### DATA FOR THE TASK

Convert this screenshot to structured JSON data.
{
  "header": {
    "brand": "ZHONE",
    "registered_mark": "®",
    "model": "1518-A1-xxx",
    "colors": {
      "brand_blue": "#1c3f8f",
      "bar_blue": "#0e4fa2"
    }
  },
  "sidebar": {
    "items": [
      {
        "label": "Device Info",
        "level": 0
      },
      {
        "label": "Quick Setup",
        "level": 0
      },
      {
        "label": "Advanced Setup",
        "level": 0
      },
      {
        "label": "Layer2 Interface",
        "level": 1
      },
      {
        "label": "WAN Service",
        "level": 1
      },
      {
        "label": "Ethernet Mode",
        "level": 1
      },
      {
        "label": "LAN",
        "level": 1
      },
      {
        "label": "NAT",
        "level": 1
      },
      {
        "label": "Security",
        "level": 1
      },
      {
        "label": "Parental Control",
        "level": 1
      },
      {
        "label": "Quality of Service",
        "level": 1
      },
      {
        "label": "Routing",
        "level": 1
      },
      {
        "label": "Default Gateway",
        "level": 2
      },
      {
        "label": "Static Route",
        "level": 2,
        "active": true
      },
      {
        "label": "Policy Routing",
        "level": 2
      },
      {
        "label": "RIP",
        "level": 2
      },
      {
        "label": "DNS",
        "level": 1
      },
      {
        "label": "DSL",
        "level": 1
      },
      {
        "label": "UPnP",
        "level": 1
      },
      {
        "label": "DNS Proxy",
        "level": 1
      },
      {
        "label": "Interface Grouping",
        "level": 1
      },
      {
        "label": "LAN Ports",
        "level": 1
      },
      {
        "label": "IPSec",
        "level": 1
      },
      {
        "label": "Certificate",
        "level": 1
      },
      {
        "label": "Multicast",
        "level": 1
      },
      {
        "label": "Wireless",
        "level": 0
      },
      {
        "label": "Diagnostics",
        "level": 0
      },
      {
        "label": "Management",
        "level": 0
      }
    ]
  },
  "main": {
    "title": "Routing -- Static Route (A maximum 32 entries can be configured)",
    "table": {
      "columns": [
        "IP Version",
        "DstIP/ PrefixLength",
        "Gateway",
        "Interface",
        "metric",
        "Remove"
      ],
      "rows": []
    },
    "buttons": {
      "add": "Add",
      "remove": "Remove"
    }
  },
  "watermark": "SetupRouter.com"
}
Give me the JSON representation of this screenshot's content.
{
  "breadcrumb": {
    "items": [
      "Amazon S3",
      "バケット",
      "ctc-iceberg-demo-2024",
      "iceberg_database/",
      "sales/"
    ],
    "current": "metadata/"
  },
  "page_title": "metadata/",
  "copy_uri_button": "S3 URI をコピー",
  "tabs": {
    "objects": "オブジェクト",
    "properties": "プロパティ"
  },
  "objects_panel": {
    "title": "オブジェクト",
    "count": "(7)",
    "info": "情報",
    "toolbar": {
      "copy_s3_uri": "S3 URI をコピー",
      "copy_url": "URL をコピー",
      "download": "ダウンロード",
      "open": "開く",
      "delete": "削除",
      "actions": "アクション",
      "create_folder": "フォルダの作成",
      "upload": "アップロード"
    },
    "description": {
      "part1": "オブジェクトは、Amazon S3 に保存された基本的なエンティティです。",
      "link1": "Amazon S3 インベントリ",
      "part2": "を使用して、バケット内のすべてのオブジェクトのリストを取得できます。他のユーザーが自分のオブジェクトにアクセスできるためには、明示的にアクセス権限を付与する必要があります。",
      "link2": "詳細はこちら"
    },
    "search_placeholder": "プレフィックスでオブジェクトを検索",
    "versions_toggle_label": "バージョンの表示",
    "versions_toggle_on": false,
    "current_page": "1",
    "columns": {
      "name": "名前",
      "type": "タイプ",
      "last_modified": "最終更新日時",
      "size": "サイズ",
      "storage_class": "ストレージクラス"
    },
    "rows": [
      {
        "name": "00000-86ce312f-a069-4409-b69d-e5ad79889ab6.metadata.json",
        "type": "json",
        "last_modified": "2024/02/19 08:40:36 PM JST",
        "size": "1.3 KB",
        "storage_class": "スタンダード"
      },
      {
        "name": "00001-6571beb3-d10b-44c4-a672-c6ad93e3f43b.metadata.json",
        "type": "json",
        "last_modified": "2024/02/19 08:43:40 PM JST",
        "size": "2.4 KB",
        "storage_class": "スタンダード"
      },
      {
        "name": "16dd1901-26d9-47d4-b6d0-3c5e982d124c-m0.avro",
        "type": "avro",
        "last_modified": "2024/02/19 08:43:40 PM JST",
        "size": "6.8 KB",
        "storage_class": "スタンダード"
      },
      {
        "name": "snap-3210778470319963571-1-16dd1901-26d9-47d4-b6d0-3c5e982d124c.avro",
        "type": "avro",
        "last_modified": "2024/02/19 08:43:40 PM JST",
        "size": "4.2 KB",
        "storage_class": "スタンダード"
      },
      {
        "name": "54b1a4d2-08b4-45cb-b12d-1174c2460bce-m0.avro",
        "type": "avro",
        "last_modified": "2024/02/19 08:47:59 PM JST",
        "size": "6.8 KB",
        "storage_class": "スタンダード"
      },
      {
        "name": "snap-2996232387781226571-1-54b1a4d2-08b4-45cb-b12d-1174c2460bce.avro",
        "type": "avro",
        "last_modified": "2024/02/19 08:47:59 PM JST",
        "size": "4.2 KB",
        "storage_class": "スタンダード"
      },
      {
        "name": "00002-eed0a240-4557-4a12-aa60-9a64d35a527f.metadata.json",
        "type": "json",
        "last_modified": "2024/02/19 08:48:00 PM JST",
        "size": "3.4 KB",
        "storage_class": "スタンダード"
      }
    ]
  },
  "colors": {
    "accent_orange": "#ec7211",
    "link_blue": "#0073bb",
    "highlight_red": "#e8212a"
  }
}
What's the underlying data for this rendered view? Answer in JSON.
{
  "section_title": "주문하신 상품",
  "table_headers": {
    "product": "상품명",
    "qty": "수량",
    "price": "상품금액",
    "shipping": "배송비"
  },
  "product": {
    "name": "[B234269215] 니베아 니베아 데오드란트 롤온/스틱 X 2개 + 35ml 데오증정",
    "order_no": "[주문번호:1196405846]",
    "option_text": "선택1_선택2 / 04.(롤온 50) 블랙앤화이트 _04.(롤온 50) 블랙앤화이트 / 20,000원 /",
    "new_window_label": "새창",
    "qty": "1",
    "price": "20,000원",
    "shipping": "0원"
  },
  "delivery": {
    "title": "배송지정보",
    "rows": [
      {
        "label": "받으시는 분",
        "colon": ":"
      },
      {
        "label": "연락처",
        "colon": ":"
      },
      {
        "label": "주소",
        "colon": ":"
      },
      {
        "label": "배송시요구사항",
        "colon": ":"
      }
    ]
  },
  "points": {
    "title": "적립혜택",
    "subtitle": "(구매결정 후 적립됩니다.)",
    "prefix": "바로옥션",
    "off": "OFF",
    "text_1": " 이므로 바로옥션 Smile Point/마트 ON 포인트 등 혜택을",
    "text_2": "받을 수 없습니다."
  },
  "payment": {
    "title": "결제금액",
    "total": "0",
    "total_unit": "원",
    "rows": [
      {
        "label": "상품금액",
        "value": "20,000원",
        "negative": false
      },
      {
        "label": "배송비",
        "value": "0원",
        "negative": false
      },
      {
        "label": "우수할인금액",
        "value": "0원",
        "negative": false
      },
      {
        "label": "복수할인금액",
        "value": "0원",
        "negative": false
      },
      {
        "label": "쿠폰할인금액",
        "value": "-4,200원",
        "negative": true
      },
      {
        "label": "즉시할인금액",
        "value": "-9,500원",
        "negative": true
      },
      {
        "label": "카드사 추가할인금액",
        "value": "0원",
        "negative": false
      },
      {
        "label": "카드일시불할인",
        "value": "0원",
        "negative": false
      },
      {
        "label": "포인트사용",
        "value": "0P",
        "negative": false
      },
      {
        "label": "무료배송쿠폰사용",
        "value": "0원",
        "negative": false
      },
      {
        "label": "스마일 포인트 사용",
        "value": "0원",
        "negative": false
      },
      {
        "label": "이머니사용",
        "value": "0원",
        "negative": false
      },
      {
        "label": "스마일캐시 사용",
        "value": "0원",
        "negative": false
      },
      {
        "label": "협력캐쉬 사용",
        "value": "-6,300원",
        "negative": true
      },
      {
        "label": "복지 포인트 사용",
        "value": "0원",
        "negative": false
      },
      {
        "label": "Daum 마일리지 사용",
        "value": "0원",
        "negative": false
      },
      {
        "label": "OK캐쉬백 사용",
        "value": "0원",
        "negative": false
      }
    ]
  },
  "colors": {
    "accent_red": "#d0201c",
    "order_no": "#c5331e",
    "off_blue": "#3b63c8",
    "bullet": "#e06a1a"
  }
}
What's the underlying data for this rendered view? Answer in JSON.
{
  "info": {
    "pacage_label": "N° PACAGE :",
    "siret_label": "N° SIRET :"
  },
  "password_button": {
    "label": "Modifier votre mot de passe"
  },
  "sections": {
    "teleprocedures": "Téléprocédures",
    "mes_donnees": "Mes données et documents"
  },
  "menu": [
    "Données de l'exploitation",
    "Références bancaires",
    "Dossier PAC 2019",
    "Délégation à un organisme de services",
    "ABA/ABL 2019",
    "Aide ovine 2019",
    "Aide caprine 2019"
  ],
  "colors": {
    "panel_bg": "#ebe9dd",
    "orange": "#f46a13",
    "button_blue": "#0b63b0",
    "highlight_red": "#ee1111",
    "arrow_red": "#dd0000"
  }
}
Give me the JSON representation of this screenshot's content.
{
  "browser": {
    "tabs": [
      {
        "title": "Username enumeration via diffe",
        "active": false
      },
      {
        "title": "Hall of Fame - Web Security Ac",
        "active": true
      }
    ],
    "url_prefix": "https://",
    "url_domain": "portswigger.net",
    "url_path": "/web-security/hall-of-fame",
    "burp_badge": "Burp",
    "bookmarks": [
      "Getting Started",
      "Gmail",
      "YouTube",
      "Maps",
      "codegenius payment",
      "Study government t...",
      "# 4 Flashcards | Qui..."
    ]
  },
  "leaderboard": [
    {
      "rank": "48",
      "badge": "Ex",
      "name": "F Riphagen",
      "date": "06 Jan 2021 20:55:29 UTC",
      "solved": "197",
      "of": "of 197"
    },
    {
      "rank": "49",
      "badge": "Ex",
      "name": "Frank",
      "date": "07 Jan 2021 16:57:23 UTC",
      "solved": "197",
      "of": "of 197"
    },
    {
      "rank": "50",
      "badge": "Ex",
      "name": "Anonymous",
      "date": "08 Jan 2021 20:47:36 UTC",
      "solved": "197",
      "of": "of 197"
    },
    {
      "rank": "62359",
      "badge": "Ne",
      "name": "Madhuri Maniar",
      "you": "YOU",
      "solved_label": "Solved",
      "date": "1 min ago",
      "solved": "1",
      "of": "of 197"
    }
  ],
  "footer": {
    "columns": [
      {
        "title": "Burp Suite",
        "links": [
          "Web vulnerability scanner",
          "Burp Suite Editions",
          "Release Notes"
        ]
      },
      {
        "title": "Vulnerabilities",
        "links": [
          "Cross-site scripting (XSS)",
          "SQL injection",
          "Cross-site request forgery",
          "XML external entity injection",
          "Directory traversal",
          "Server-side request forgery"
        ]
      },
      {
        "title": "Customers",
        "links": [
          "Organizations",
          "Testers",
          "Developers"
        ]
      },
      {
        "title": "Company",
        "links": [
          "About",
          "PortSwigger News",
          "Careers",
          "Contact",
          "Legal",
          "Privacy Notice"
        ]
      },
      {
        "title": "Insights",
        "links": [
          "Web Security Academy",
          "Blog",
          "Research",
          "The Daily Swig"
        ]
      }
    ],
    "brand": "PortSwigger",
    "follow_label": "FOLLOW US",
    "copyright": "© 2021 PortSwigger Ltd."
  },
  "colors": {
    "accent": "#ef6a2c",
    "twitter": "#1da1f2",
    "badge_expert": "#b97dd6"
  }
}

### WHAT THE EXERCISE ASKS
From the listing above, copy out each line where the word "Static" appears.

### OUTPUT BELOW
        "label": "Static Route",
    "title": "Routing -- Static Route (A maximum 32 entries can be configured)",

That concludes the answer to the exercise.